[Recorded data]
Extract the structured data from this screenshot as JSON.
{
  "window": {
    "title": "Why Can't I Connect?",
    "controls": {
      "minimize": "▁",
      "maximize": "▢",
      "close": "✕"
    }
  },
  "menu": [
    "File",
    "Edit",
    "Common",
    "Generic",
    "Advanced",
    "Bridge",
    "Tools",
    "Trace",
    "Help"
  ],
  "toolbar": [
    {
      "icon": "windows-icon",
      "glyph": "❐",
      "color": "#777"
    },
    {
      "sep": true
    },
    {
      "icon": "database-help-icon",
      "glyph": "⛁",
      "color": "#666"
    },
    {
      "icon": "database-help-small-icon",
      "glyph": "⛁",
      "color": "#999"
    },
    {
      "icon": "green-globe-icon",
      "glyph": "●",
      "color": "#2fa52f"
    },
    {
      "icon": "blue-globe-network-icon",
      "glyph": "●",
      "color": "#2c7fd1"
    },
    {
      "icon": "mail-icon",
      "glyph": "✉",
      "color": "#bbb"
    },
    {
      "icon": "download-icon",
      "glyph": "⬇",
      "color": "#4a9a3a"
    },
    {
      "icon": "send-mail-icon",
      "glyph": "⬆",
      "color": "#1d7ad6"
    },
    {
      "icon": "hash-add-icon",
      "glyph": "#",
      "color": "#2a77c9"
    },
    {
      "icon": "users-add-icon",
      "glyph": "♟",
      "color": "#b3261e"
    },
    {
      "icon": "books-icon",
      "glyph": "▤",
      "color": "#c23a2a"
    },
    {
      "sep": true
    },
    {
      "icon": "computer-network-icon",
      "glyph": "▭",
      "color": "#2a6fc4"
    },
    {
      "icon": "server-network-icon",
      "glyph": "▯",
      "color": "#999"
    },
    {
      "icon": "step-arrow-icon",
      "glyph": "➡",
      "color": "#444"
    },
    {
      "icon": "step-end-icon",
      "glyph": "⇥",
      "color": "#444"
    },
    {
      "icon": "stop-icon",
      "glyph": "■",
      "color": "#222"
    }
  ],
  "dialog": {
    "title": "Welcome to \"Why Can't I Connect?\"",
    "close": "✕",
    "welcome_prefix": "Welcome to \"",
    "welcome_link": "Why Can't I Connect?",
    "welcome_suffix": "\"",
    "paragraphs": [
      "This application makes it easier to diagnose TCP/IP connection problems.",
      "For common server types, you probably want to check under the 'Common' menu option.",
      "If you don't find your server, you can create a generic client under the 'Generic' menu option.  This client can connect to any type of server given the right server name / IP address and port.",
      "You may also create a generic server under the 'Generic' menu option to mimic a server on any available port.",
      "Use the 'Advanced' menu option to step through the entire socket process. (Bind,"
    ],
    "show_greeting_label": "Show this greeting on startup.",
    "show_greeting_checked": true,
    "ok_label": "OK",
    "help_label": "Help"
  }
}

* _Task brief_:
Only the number is wanted: how many lines above include the word "port"?

* _Full answer_:
2